[Saved entries]
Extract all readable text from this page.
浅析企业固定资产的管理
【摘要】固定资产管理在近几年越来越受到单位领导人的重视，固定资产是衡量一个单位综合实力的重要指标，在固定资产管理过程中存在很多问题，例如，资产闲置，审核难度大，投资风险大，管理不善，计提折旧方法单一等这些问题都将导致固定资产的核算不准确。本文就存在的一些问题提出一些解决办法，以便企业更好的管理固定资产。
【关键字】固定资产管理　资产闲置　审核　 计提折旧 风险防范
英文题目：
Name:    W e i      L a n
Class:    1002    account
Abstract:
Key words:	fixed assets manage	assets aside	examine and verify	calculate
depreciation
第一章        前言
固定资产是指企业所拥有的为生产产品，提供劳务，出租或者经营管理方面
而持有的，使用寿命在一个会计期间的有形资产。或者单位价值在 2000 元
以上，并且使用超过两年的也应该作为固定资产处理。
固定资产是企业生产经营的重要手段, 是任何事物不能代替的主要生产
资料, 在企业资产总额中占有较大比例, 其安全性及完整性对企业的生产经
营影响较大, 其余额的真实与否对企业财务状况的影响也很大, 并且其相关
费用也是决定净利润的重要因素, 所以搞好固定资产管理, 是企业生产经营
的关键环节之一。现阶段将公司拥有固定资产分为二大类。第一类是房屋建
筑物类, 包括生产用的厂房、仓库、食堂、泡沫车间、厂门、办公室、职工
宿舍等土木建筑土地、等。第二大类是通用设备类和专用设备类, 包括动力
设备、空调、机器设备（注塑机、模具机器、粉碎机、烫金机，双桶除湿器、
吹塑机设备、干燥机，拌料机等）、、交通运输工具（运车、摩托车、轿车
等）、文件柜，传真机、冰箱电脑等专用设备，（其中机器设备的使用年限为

[TASK GOAL]
Quote each line above in full, word for word.

[EXERCISE SOLUTION]
Extract all readable text from this page.
浅析企业固定资产的管理
【摘要】固定资产管理在近几年越来越受到单位领导人的重视，固定资产是衡量一个单位综合实力的重要指标，在固定资产管理过程中存在很多问题，例如，资产闲置，审核难度大，投资风险大，管理不善，计提折旧方法单一等这些问题都将导致固定资产的核算不准确。本文就存在的一些问题提出一些解决办法，以便企业更好的管理固定资产。
【关键字】固定资产管理　资产闲置　审核　 计提折旧 风险防范
英文题目：
Name:    W e i      L a n
Class:    1002    account
Abstract:
Key words:	fixed assets manage	assets aside	examine and verify	calculate
depreciation
第一章        前言
固定资产是指企业所拥有的为生产产品，提供劳务，出租或者经营管理方面
而持有的，使用寿命在一个会计期间的有形资产。或者单位价值在 2000 元
以上，并且使用超过两年的也应该作为固定资产处理。
固定资产是企业生产经营的重要手段, 是任何事物不能代替的主要生产
资料, 在企业资产总额中占有较大比例, 其安全性及完整性对企业的生产经
营影响较大, 其余额的真实与否对企业财务状况的影响也很大, 并且其相关
费用也是决定净利润的重要因素, 所以搞好固定资产管理, 是企业生产经营
的关键环节之一。现阶段将公司拥有固定资产分为二大类。第一类是房屋建
筑物类, 包括生产用的厂房、仓库、食堂、泡沫车间、厂门、办公室、职工
宿舍等土木建筑土地、等。第二大类是通用设备类和专用设备类, 包括动力
设备、空调、机器设备（注塑机、模具机器、粉碎机、烫金机，双桶除湿器、
吹塑机设备、干燥机，拌料机等）、、交通运输工具（运车、摩托车、轿车
等）、文件柜，传真机、冰箱电脑等专用设备，（其中机器设备的使用年限为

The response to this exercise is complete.